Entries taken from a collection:
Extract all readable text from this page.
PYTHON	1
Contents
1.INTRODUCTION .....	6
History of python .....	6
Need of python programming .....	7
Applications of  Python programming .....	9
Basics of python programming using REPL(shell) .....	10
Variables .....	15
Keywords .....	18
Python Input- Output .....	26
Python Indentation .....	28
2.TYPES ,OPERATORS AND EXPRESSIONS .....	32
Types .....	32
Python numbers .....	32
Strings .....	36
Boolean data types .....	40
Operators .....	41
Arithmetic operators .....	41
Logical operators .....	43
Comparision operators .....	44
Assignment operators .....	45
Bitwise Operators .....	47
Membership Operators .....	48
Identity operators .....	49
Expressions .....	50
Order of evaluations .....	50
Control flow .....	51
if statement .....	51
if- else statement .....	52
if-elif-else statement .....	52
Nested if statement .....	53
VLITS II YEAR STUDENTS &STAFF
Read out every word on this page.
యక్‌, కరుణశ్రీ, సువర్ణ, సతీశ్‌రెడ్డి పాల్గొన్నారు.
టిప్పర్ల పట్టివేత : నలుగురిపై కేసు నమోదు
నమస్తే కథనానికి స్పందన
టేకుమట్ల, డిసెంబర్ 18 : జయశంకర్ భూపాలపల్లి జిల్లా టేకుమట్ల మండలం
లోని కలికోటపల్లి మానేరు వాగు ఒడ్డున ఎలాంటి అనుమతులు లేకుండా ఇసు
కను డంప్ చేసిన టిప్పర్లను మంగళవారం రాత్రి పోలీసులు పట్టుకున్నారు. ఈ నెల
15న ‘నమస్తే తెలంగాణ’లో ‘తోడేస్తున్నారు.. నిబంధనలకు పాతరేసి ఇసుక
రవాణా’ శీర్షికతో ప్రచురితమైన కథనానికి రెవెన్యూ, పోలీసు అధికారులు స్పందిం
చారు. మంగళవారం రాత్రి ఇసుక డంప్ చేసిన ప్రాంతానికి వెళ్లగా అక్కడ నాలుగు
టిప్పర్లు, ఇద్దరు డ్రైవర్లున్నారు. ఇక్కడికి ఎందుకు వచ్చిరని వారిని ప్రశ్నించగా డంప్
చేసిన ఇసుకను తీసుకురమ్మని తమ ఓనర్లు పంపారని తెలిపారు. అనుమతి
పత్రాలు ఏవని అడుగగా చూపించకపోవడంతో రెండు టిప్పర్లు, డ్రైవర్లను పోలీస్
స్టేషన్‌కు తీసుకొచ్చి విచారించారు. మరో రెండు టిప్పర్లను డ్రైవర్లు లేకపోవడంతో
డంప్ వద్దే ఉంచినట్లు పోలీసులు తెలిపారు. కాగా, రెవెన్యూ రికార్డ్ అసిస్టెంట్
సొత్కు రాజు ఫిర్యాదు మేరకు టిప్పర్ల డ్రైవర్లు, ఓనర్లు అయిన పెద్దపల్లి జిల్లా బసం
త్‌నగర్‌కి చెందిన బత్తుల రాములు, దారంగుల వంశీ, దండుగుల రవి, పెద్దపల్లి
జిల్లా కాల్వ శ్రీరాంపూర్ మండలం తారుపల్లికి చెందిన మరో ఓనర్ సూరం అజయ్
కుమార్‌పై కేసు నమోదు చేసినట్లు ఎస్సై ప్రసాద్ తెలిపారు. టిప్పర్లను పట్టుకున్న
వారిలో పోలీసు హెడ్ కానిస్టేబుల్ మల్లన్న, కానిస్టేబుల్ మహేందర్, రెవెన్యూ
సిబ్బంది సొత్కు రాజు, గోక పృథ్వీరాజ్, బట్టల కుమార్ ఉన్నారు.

* **WHAT YOU WILL DO**
Look through the records and gather each line with the word "statement".

* **EXERCISE RESULT**
if statement .....	51
if- else statement .....	52
if-elif-else statement .....	52
Nested if statement .....	53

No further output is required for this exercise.